Problems to solve:
• a. In the passage on Yogananda's predictions, how many years of peace did he say humanity would experience after much worldwide suffering?
• b. From the passage on Yogananda's predictions, quote the stretch from "The pace of" through "of apparent power.".

Excerpted text:

>>>>>

Yogananda predicted many challenges for humanity before his death in 1952. Though he didn’t specifically use terms like global warming, he saw the materialistic and exploitative trends of modern society, big business, war-enriched industries, and global power. He foresaw an economic depression on scale far exceeding the 1930’s during which the dollar would become all but worthless. He saw many wars to come and the appearance of what he called international criminals (and we call terrorists). After much worldwide suffering, he said humanity would experience two hundred years of peace--so sick of warfare would we become.

The pace of consumption of natural resources on this planet is unsustainable. The lifestyles of countries whose relative wealth and comfort was leveraged by cheap and plentiful energy resources (both natural and human) at the expense of other nations is doomed. Wealth creation by fiat money without regard to any measure of value or useful productivity cannot last. Many governments, national and local, around the world are de facto bankrupt. So-called democracies are being strangled by their dependency on constituents who demand their entitlements in return for their vote without regard for the fiscal consequences, the greater good or their own civic and personal responsibilities. Increasingly it would appear that multi-national corporations, including makers of weapons of vast destruction, hold the reins of apparent power.

<<<<<

Excerpted data:
>>>>>

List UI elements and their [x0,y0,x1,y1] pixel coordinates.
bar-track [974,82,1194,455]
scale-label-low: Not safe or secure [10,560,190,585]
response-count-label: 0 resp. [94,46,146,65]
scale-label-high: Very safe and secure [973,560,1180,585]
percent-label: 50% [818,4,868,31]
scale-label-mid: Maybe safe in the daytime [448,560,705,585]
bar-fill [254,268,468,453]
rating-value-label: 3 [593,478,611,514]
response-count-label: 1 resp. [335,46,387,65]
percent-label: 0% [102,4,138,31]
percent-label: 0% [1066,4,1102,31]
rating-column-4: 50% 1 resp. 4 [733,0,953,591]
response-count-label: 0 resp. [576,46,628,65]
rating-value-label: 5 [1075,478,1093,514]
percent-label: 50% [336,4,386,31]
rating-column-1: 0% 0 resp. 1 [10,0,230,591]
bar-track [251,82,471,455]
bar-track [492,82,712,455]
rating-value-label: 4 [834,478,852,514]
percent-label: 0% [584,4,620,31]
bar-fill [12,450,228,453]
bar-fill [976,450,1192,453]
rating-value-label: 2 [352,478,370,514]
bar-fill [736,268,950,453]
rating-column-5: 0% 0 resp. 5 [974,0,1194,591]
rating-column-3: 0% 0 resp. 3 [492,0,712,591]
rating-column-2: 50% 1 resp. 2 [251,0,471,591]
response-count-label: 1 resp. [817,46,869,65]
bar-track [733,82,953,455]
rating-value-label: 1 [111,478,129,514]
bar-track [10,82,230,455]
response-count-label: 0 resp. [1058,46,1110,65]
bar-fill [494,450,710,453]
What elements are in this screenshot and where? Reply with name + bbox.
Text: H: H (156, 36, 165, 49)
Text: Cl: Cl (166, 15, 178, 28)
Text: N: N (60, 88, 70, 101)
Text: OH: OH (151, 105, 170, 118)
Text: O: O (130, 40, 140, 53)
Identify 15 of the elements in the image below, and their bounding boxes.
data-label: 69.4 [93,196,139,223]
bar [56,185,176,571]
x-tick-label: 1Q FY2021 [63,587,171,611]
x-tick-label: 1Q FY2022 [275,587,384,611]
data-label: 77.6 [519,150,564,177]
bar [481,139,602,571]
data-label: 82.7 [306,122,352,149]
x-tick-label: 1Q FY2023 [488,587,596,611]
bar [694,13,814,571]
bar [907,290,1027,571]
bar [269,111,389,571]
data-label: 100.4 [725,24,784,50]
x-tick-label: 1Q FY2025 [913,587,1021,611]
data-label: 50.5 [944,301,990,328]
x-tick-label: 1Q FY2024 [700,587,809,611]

<<<<<

Answers by task:
• a. Two hundred years.

• b.
The pace of consumption of natural resources on this planet is unsustainable. The lifestyles of countries whose relative wealth and comfort was leveraged by cheap and plentiful energy resources (both natural and human) at the expense of other nations is doomed. Wealth creation by fiat money without regard to any measure of value or useful productivity cannot last. Many governments, national and local, around the world are de facto bankrupt. So-called democracies are being strangled by their dependency on constituents who demand their entitlements in return for their vote without regard for the fiscal consequences, the greater good or their own civic and personal responsibilities. Increasingly it would appear that multi-national corporations, including makers of weapons of vast destruction, hold the reins of apparent power.